> _Records supplied_:
# # # # #
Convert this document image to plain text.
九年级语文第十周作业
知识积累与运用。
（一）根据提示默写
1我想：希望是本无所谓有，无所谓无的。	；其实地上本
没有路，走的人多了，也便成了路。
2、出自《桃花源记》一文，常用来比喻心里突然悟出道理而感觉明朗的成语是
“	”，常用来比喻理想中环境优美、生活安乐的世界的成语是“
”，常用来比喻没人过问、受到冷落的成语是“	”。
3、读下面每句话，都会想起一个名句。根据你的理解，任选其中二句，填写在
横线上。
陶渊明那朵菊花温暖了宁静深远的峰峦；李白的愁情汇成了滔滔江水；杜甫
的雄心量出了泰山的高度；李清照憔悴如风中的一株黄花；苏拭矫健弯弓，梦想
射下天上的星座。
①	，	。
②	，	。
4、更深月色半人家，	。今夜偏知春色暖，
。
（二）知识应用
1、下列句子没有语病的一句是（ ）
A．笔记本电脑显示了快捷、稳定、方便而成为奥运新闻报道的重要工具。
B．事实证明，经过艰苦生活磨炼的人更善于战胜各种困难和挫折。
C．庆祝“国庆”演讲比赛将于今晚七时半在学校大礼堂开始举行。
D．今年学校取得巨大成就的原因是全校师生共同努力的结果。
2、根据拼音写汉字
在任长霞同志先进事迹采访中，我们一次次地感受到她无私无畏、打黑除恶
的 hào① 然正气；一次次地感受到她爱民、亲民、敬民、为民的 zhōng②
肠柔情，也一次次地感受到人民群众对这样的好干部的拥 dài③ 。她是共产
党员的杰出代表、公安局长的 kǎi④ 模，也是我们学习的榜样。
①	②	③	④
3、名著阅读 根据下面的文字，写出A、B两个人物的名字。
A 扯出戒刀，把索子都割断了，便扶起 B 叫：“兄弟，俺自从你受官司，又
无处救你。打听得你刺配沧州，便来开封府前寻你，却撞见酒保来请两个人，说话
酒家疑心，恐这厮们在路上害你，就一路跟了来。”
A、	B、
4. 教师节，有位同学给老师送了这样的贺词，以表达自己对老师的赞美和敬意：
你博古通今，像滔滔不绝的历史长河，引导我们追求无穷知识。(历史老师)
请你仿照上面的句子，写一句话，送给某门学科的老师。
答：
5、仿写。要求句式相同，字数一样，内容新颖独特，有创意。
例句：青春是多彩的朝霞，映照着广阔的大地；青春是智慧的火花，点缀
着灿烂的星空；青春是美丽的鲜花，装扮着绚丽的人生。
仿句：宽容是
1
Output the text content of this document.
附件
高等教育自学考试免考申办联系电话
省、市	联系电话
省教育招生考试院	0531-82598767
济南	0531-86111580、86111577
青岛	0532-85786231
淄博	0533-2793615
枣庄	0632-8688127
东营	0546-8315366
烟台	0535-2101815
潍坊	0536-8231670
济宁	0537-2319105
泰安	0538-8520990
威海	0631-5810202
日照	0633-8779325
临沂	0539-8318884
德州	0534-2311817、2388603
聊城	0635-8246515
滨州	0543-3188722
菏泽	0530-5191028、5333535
# # # # #
> _Requirement_: Filter the records above for lines containing the word "document", and copy those lines.

> _Response to the exercise_:
Convert this document image to plain text.
Output the text content of this document.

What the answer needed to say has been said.